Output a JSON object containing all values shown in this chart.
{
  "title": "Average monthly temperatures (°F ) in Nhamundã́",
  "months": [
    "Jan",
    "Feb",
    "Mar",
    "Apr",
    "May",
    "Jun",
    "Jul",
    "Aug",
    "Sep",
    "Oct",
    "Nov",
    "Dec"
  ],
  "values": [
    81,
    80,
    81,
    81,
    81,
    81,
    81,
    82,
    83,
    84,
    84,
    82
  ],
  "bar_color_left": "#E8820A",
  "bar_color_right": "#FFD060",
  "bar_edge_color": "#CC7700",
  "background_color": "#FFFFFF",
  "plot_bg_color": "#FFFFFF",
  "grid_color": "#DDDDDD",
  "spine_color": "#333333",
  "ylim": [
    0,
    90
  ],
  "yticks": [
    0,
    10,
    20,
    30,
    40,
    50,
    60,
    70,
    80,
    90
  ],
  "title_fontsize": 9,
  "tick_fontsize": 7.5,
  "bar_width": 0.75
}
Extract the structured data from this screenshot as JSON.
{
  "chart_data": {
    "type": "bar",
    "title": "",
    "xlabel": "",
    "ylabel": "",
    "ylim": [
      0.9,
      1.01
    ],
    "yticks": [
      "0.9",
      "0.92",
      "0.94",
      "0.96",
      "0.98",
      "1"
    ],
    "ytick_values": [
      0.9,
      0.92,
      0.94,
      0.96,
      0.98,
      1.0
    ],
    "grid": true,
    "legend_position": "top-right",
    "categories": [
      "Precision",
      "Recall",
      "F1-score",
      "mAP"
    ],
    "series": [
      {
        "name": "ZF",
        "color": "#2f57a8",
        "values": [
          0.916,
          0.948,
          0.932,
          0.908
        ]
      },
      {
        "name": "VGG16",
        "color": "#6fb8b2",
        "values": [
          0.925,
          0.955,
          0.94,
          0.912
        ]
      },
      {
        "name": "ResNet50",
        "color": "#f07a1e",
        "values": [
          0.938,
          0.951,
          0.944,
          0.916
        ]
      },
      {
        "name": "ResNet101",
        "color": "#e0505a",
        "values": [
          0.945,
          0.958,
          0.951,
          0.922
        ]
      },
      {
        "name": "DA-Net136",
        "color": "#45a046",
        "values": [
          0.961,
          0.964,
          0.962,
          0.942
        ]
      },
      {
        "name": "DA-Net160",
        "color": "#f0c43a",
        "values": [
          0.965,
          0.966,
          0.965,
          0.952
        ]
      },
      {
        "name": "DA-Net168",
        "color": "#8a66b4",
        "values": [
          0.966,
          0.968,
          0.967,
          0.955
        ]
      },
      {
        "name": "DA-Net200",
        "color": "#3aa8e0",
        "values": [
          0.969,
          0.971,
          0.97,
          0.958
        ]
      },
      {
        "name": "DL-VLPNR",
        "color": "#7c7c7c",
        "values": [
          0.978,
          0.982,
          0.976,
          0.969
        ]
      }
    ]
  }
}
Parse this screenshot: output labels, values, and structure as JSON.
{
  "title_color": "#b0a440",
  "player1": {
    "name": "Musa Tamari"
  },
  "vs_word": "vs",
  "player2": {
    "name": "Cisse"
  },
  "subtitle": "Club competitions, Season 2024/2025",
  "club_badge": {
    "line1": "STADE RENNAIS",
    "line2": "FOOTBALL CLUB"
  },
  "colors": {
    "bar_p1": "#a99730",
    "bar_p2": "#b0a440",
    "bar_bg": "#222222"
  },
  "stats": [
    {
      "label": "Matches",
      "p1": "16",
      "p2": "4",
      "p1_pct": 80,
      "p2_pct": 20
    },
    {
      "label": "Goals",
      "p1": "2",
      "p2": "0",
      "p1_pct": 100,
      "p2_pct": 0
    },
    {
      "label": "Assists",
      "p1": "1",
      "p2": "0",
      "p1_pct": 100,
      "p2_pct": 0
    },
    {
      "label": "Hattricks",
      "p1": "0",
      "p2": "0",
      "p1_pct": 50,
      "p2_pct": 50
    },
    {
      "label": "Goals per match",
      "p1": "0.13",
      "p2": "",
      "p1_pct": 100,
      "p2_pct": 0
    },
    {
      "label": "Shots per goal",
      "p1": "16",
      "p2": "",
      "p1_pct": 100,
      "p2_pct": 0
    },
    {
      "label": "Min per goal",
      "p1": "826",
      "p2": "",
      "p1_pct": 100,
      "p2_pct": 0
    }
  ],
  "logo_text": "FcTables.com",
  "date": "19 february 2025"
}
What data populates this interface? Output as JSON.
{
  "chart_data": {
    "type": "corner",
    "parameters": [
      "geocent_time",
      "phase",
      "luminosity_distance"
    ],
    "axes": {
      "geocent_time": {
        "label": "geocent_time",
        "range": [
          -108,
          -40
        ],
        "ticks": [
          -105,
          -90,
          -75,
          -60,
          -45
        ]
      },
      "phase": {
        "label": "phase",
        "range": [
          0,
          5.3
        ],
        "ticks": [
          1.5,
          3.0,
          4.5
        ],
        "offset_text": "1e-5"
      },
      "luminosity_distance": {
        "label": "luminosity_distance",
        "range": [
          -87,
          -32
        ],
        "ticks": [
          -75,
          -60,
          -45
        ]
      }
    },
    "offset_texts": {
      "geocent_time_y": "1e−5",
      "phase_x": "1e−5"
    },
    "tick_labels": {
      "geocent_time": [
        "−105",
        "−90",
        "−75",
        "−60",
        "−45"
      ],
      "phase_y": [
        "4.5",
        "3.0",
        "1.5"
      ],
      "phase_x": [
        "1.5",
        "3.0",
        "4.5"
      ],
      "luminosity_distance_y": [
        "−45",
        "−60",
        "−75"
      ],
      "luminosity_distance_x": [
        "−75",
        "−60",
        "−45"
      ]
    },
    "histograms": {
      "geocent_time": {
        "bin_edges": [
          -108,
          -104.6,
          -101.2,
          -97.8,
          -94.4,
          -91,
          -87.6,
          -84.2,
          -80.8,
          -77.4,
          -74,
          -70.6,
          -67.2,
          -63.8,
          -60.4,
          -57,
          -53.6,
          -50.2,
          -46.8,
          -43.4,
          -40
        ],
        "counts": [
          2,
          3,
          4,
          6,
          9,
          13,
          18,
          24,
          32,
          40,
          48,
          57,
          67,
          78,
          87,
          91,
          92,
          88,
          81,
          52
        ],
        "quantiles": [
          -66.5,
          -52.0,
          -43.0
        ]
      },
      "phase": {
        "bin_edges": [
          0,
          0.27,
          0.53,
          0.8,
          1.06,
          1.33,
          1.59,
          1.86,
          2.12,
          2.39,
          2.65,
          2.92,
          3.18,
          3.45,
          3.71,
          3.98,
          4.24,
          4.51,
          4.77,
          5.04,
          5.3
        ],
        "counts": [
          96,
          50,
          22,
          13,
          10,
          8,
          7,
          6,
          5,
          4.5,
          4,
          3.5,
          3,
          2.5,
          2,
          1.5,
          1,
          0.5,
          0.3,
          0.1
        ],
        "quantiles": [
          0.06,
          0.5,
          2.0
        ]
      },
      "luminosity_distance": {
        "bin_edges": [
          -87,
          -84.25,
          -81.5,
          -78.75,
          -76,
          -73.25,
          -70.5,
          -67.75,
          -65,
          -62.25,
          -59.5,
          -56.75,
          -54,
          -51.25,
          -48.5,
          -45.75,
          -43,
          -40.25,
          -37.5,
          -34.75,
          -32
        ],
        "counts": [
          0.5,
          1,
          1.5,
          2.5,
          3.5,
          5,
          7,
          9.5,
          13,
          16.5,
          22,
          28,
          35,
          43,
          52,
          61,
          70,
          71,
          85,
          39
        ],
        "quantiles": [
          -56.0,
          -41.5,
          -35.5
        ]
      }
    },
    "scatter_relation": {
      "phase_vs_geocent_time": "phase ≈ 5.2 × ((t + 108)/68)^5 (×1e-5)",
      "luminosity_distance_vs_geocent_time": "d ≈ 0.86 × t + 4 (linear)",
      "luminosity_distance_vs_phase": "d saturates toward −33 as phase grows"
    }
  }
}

● ● ● ● ● ● ●

## WHAT YOU HAVE TO DO
Each line that holds the word "this" is to be copied.

## TASK RESPONSE
Output a JSON object containing all values shown in this chart.
Extract the structured data from this screenshot as JSON.
Parse this screenshot: output labels, values, and structure as JSON.
What data populates this interface? Output as JSON.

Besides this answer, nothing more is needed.